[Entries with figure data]
[start]

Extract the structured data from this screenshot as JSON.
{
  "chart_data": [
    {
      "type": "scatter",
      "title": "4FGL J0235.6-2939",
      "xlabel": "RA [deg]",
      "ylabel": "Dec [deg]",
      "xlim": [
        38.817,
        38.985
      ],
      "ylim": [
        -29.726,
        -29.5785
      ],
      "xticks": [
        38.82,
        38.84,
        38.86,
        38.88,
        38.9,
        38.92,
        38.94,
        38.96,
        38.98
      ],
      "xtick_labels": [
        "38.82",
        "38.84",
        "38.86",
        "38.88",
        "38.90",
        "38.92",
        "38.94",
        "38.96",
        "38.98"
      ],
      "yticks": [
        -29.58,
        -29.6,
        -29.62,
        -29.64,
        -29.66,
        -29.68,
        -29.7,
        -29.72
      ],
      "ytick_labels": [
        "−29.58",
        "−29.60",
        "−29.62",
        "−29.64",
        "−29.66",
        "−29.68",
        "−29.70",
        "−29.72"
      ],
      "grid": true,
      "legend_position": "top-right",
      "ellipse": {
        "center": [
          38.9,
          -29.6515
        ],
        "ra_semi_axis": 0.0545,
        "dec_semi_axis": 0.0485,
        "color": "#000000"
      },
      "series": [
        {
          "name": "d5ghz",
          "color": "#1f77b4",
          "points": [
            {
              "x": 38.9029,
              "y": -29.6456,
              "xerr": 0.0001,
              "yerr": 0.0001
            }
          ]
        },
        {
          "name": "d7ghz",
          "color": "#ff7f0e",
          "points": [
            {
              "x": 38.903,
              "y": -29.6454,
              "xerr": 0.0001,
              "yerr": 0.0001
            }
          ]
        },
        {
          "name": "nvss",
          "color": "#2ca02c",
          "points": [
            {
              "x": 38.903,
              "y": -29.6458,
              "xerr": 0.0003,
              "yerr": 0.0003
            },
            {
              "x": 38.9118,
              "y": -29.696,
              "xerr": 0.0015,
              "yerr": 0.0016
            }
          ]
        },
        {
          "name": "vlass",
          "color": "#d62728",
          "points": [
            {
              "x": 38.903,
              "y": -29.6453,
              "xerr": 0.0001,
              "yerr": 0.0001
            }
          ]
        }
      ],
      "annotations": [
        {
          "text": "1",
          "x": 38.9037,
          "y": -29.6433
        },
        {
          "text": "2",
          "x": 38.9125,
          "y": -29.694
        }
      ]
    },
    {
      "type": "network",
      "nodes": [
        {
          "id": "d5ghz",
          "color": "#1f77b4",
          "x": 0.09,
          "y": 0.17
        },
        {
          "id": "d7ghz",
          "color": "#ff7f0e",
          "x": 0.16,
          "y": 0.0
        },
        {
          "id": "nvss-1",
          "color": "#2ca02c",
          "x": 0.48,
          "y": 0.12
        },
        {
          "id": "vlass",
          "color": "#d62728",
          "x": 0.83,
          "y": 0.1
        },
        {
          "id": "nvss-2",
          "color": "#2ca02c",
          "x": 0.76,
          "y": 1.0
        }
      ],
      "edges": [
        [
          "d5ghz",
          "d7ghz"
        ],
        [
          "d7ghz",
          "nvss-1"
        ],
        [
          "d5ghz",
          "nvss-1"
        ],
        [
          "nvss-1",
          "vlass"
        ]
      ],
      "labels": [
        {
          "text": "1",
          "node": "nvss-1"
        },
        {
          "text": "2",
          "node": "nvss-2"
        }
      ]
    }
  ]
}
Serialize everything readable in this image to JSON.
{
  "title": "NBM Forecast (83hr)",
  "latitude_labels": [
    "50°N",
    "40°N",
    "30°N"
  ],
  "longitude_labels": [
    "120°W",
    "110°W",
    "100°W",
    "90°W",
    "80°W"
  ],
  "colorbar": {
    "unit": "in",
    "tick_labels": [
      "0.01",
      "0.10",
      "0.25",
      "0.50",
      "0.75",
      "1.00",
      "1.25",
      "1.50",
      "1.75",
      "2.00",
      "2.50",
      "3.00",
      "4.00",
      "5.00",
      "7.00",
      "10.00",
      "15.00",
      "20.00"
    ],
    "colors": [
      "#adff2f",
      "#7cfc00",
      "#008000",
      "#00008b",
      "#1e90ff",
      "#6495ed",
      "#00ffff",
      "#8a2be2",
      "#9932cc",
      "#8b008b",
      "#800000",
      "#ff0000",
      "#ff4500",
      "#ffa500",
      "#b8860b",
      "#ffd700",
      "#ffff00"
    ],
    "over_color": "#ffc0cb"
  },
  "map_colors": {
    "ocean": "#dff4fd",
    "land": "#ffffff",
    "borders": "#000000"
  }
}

[end]

Set problem – Set out exactly the run of lines that begins at the line holding "Serialize everything readable" and ends at the last line of the data.

Result for this exercise –
Serialize everything readable in this image to JSON.
{
  "title": "NBM Forecast (83hr)",
  "latitude_labels": [
    "50°N",
    "40°N",
    "30°N"
  ],
  "longitude_labels": [
    "120°W",
    "110°W",
    "100°W",
    "90°W",
    "80°W"
  ],
  "colorbar": {
    "unit": "in",
    "tick_labels": [
      "0.01",
      "0.10",
      "0.25",
      "0.50",
      "0.75",
      "1.00",
      "1.25",
      "1.50",
      "1.75",
      "2.00",
      "2.50",
      "3.00",
      "4.00",
      "5.00",
      "7.00",
      "10.00",
      "15.00",
      "20.00"
    ],
    "colors": [
      "#adff2f",
      "#7cfc00",
      "#008000",
      "#00008b",
      "#1e90ff",
      "#6495ed",
      "#00ffff",
      "#8a2be2",
      "#9932cc",
      "#8b008b",
      "#800000",
      "#ff0000",
      "#ff4500",
      "#ffa500",
      "#b8860b",
      "#ffd700",
      "#ffff00"
    ],
    "over_color": "#ffc0cb"
  },
  "map_colors": {
    "ocean": "#dff4fd",
    "land": "#ffffff",
    "borders": "#000000"
  }
}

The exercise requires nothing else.